## TASK
Copy each of the entries below faithfully, setting aside any pictures.

[Data entries for graphics]
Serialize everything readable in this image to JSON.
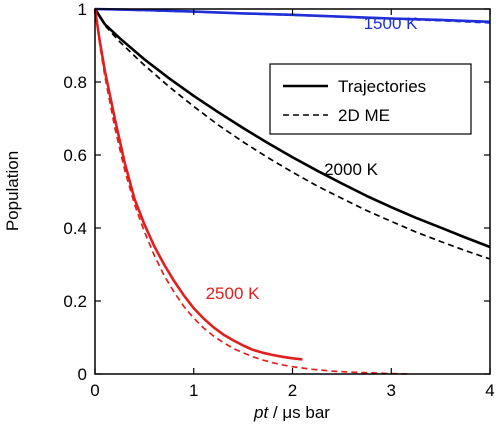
{
  "chart_data": {
    "type": "line",
    "xlabel_italic": "pt",
    "xlabel_rest": " / μs bar",
    "ylabel": "Population",
    "xlim": [
      0,
      4
    ],
    "ylim": [
      0,
      1
    ],
    "xticks": [
      0,
      1,
      2,
      3,
      4
    ],
    "xtick_labels": [
      "0",
      "1",
      "2",
      "3",
      "4"
    ],
    "yticks": [
      0,
      0.2,
      0.4,
      0.6,
      0.8,
      1
    ],
    "ytick_labels": [
      "0",
      "0.2",
      "0.4",
      "0.6",
      "0.8",
      "1"
    ],
    "grid": false,
    "legend": {
      "placement": "top-right",
      "entries": [
        {
          "label": "Trajectories",
          "style": "solid"
        },
        {
          "label": "2D ME",
          "style": "dashed"
        }
      ]
    },
    "series": [
      {
        "annotation": "1500 K",
        "color": "#1f2ed6",
        "style": "solid",
        "x": [
          0,
          0.5,
          1,
          1.5,
          2,
          2.5,
          3,
          3.5,
          4
        ],
        "y": [
          1,
          0.997,
          0.993,
          0.988,
          0.984,
          0.979,
          0.974,
          0.97,
          0.965
        ]
      },
      {
        "annotation": "1500 K",
        "color": "#1f2ed6",
        "style": "dashed",
        "x": [
          0,
          0.5,
          1,
          1.5,
          2,
          2.5,
          3,
          3.5,
          4
        ],
        "y": [
          1,
          0.996,
          0.992,
          0.987,
          0.983,
          0.978,
          0.973,
          0.968,
          0.962
        ]
      },
      {
        "annotation": "2000 K",
        "color": "#000000",
        "style": "solid",
        "x": [
          0,
          0.1,
          0.25,
          0.5,
          0.75,
          1,
          1.25,
          1.5,
          1.75,
          2,
          2.25,
          2.5,
          2.75,
          3,
          3.25,
          3.5,
          3.75,
          4
        ],
        "y": [
          1,
          0.958,
          0.92,
          0.862,
          0.81,
          0.762,
          0.717,
          0.674,
          0.633,
          0.594,
          0.557,
          0.522,
          0.488,
          0.457,
          0.428,
          0.401,
          0.374,
          0.348
        ]
      },
      {
        "annotation": "2000 K",
        "color": "#000000",
        "style": "dashed",
        "x": [
          0,
          0.1,
          0.25,
          0.5,
          0.75,
          1,
          1.25,
          1.5,
          1.75,
          2,
          2.25,
          2.5,
          2.75,
          3,
          3.25,
          3.5,
          3.75,
          4
        ],
        "y": [
          1,
          0.955,
          0.91,
          0.846,
          0.787,
          0.733,
          0.682,
          0.636,
          0.593,
          0.553,
          0.515,
          0.481,
          0.448,
          0.418,
          0.389,
          0.363,
          0.338,
          0.315
        ]
      },
      {
        "annotation": "2500 K",
        "color": "#e0201e",
        "style": "solid",
        "x": [
          0,
          0.05,
          0.1,
          0.2,
          0.3,
          0.4,
          0.5,
          0.6,
          0.7,
          0.8,
          0.9,
          1.0,
          1.1,
          1.2,
          1.3,
          1.4,
          1.5,
          1.6,
          1.7,
          1.8,
          1.9,
          2.0,
          2.1
        ],
        "y": [
          1,
          0.91,
          0.83,
          0.7,
          0.58,
          0.48,
          0.41,
          0.35,
          0.3,
          0.255,
          0.215,
          0.18,
          0.152,
          0.128,
          0.108,
          0.092,
          0.078,
          0.066,
          0.058,
          0.052,
          0.047,
          0.043,
          0.04
        ]
      },
      {
        "annotation": "2500 K",
        "color": "#e0201e",
        "style": "dashed",
        "x": [
          0,
          0.05,
          0.1,
          0.2,
          0.3,
          0.4,
          0.5,
          0.6,
          0.7,
          0.8,
          0.9,
          1.0,
          1.1,
          1.2,
          1.3,
          1.4,
          1.5,
          1.6,
          1.7,
          1.8,
          1.9,
          2.0,
          2.2,
          2.4,
          2.6,
          2.8,
          3.0,
          3.2
        ],
        "y": [
          1,
          0.9,
          0.815,
          0.675,
          0.56,
          0.465,
          0.39,
          0.325,
          0.27,
          0.225,
          0.185,
          0.153,
          0.126,
          0.104,
          0.086,
          0.07,
          0.058,
          0.047,
          0.038,
          0.031,
          0.025,
          0.02,
          0.013,
          0.008,
          0.005,
          0.003,
          0.001,
          0
        ]
      }
    ],
    "annotations": [
      {
        "text": "1500 K",
        "x": 2.72,
        "y": 0.945,
        "color": "#1f2ed6"
      },
      {
        "text": "2000 K",
        "x": 2.32,
        "y": 0.545,
        "color": "#000000"
      },
      {
        "text": "2500 K",
        "x": 1.12,
        "y": 0.205,
        "color": "#e0201e"
      }
    ]
  }
}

## THE COMPLETED TASK
Serialize everything readable in this image to JSON.
{
  "chart_data": {
    "type": "line",
    "xlabel_italic": "pt",
    "xlabel_rest": " / μs bar",
    "ylabel": "Population",
    "xlim": [
      0,
      4
    ],
    "ylim": [
      0,
      1
    ],
    "xticks": [
      0,
      1,
      2,
      3,
      4
    ],
    "xtick_labels": [
      "0",
      "1",
      "2",
      "3",
      "4"
    ],
    "yticks": [
      0,
      0.2,
      0.4,
      0.6,
      0.8,
      1
    ],
    "ytick_labels": [
      "0",
      "0.2",
      "0.4",
      "0.6",
      "0.8",
      "1"
    ],
    "grid": false,
    "legend": {
      "placement": "top-right",
      "entries": [
        {
          "label": "Trajectories",
          "style": "solid"
        },
        {
          "label": "2D ME",
          "style": "dashed"
        }
      ]
    },
    "series": [
      {
        "annotation": "1500 K",
        "color": "#1f2ed6",
        "style": "solid",
        "x": [
          0,
          0.5,
          1,
          1.5,
          2,
          2.5,
          3,
          3.5,
          4
        ],
        "y": [
          1,
          0.997,
          0.993,
          0.988,
          0.984,
          0.979,
          0.974,
          0.97,
          0.965
        ]
      },
      {
        "annotation": "1500 K",
        "color": "#1f2ed6",
        "style": "dashed",
        "x": [
          0,
          0.5,
          1,
          1.5,
          2,
          2.5,
          3,
          3.5,
          4
        ],
        "y": [
          1,
          0.996,
          0.992,
          0.987,
          0.983,
          0.978,
          0.973,
          0.968,
          0.962
        ]
      },
      {
        "annotation": "2000 K",
        "color": "#000000",
        "style": "solid",
        "x": [
          0,
          0.1,
          0.25,
          0.5,
          0.75,
          1,
          1.25,
          1.5,
          1.75,
          2,
          2.25,
          2.5,
          2.75,
          3,
          3.25,
          3.5,
          3.75,
          4
        ],
        "y": [
          1,
          0.958,
          0.92,
          0.862,
          0.81,
          0.762,
          0.717,
          0.674,
          0.633,
          0.594,
          0.557,
          0.522,
          0.488,
          0.457,
          0.428,
          0.401,
          0.374,
          0.348
        ]
      },
      {
        "annotation": "2000 K",
        "color": "#000000",
        "style": "dashed",
        "x": [
          0,
          0.1,
          0.25,
          0.5,
          0.75,
          1,
          1.25,
          1.5,
          1.75,
          2,
          2.25,
          2.5,
          2.75,
          3,
          3.25,
          3.5,
          3.75,
          4
        ],
        "y": [
          1,
          0.955,
          0.91,
          0.846,
          0.787,
          0.733,
          0.682,
          0.636,
          0.593,
          0.553,
          0.515,
          0.481,
          0.448,
          0.418,
          0.389,
          0.363,
          0.338,
          0.315
        ]
      },
      {
        "annotation": "2500 K",
        "color": "#e0201e",
        "style": "solid",
        "x": [
          0,
          0.05,
          0.1,
          0.2,
          0.3,
          0.4,
          0.5,
          0.6,
          0.7,
          0.8,
          0.9,
          1.0,
          1.1,
          1.2,
          1.3,
          1.4,
          1.5,
          1.6,
          1.7,
          1.8,
          1.9,
          2.0,
          2.1
        ],
        "y": [
          1,
          0.91,
          0.83,
          0.7,
          0.58,
          0.48,
          0.41,
          0.35,
          0.3,
          0.255,
          0.215,
          0.18,
          0.152,
          0.128,
          0.108,
          0.092,
          0.078,
          0.066,
          0.058,
          0.052,
          0.047,
          0.043,
          0.04
        ]
      },
      {
        "annotation": "2500 K",
        "color": "#e0201e",
        "style": "dashed",
        "x": [
          0,
          0.05,
          0.1,
          0.2,
          0.3,
          0.4,
          0.5,
          0.6,
          0.7,
          0.8,
          0.9,
          1.0,
          1.1,
          1.2,
          1.3,
          1.4,
          1.5,
          1.6,
          1.7,
          1.8,
          1.9,
          2.0,
          2.2,
          2.4,
          2.6,
          2.8,
          3.0,
          3.2
        ],
        "y": [
          1,
          0.9,
          0.815,
          0.675,
          0.56,
          0.465,
          0.39,
          0.325,
          0.27,
          0.225,
          0.185,
          0.153,
          0.126,
          0.104,
          0.086,
          0.07,
          0.058,
          0.047,
          0.038,
          0.031,
          0.025,
          0.02,
          0.013,
          0.008,
          0.005,
          0.003,
          0.001,
          0
        ]
      }
    ],
    "annotations": [
      {
        "text": "1500 K",
        "x": 2.72,
        "y": 0.945,
        "color": "#1f2ed6"
      },
      {
        "text": "2000 K",
        "x": 2.32,
        "y": 0.545,
        "color": "#000000"
      },
      {
        "text": "2500 K",
        "x": 1.12,
        "y": 0.205,
        "color": "#e0201e"
      }
    ]
  }
}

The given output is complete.